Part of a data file
#####
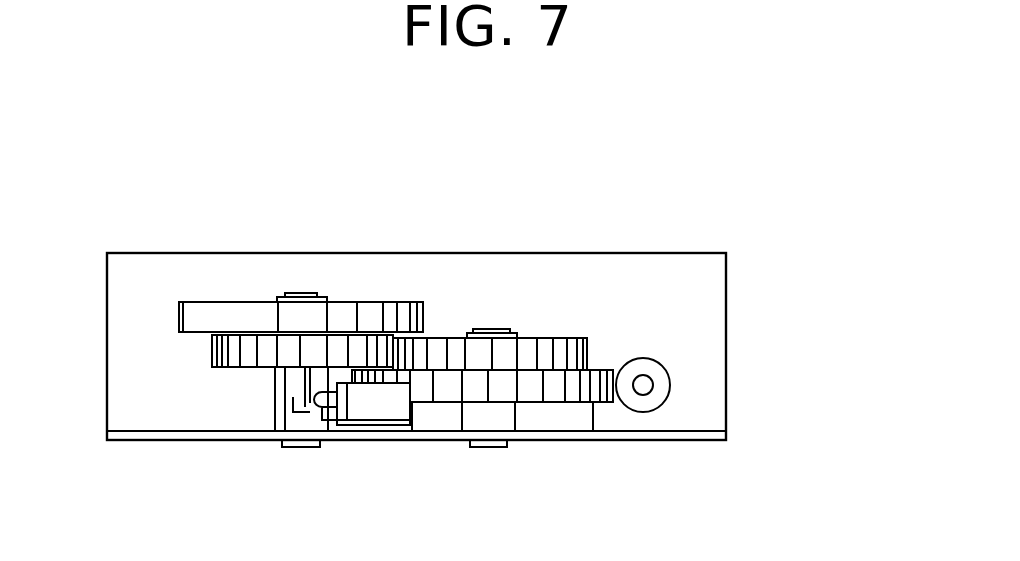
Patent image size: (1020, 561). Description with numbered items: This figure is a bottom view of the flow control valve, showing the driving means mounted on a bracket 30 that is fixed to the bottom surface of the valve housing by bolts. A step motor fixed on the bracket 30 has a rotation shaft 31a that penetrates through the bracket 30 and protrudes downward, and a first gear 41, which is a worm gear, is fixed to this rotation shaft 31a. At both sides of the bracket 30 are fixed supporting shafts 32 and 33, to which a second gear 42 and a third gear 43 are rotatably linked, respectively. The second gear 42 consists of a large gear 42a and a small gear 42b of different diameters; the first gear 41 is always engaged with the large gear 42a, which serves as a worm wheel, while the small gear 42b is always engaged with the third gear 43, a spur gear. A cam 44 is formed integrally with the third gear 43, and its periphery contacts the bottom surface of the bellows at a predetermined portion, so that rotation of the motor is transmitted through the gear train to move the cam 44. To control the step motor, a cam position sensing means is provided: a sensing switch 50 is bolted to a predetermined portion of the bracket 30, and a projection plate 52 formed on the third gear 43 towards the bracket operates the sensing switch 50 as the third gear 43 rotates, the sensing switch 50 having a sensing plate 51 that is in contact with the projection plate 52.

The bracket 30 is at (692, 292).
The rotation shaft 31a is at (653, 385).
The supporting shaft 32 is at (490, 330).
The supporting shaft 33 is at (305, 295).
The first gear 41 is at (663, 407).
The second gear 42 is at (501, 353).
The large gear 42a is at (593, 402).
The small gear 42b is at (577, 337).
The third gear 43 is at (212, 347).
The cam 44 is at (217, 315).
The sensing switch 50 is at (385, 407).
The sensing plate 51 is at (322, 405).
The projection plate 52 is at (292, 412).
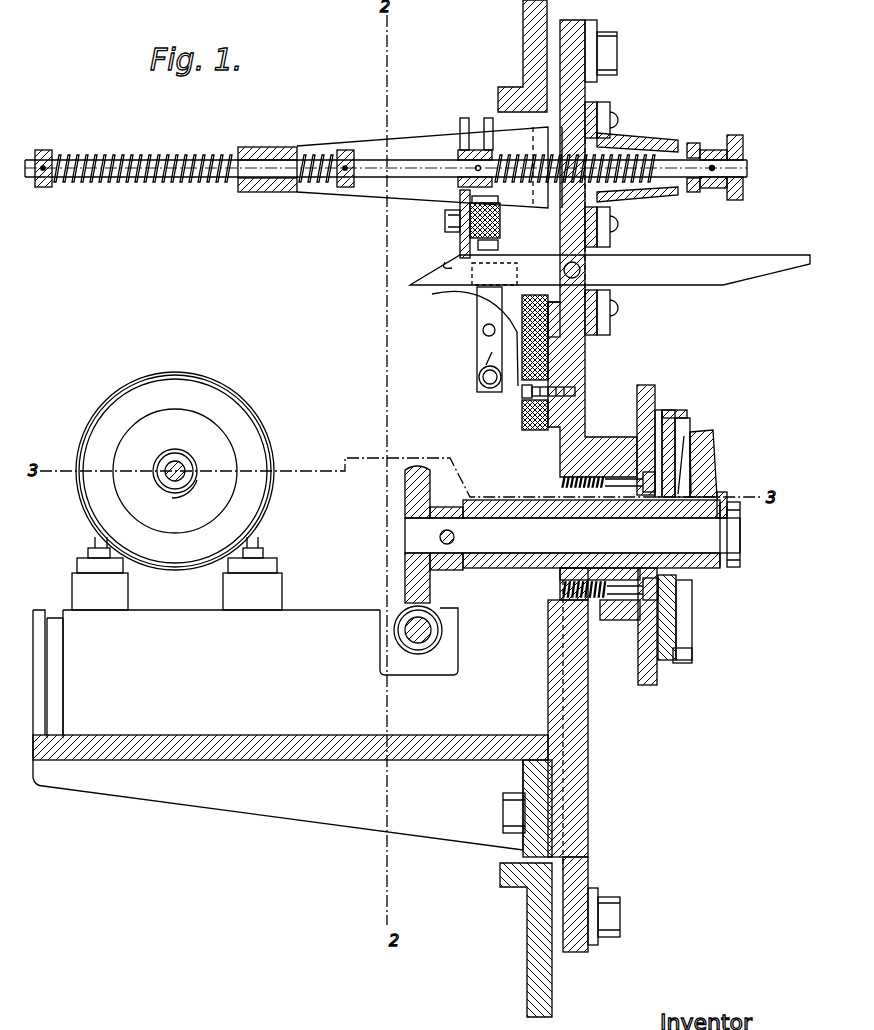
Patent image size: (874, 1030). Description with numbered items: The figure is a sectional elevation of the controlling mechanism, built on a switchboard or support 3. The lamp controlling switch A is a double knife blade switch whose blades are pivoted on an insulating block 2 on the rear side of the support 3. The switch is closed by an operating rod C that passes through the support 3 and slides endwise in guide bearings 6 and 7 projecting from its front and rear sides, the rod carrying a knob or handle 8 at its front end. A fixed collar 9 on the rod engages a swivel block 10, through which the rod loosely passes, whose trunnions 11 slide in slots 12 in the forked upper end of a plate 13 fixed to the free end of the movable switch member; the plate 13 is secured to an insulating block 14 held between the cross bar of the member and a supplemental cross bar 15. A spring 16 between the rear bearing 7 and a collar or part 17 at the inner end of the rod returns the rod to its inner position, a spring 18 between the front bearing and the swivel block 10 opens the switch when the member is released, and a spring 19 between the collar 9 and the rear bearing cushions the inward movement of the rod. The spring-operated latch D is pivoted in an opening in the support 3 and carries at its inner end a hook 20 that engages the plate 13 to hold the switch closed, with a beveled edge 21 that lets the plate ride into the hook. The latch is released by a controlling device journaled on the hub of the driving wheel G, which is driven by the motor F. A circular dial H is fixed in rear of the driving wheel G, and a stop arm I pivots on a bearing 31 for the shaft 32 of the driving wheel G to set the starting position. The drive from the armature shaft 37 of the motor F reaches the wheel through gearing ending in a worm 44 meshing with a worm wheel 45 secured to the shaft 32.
#####
## TASK PROMPT:
Rewrite everything from the start of the data down through the line "The sensing plate 51 is at (322, 405).", swapping "valve" for "regulator" and leaving all else unchanged. Omit the pictures from your answer.

## RESULT FOR THIS EXERCISE:
Patent image size: (1020, 561). Description with numbered items: This figure is a bottom view of the flow control regulator, showing the driving means mounted on a bracket 30 that is fixed to the bottom surface of the regulator housing by bolts. A step motor fixed on the bracket 30 has a rotation shaft 31a that penetrates through the bracket 30 and protrudes downward, and a first gear 41, which is a worm gear, is fixed to this rotation shaft 31a. At both sides of the bracket 30 are fixed supporting shafts 32 and 33, to which a second gear 42 and a third gear 43 are rotatably linked, respectively. The second gear 42 consists of a large gear 42a and a small gear 42b of different diameters; the first gear 41 is always engaged with the large gear 42a, which serves as a worm wheel, while the small gear 42b is always engaged with the third gear 43, a spur gear. A cam 44 is formed integrally with the third gear 43, and its periphery contacts the bottom surface of the bellows at a predetermined portion, so that rotation of the motor is transmitted through the gear train to move the cam 44. To control the step motor, a cam position sensing means is provided: a sensing switch 50 is bolted to a predetermined portion of the bracket 30, and a projection plate 52 formed on the third gear 43 towards the bracket operates the sensing switch 50 as the third gear 43 rotates, the sensing switch 50 having a sensing plate 51 that is in contact with the projection plate 52.

The bracket 30 is at (692, 292).
The rotation shaft 31a is at (653, 385).
The supporting shaft 32 is at (490, 330).
The supporting shaft 33 is at (305, 295).
The first gear 41 is at (663, 407).
The second gear 42 is at (501, 353).
The large gear 42a is at (593, 402).
The small gear 42b is at (577, 337).
The third gear 43 is at (212, 347).
The cam 44 is at (217, 315).
The sensing switch 50 is at (385, 407).
The sensing plate 51 is at (322, 405).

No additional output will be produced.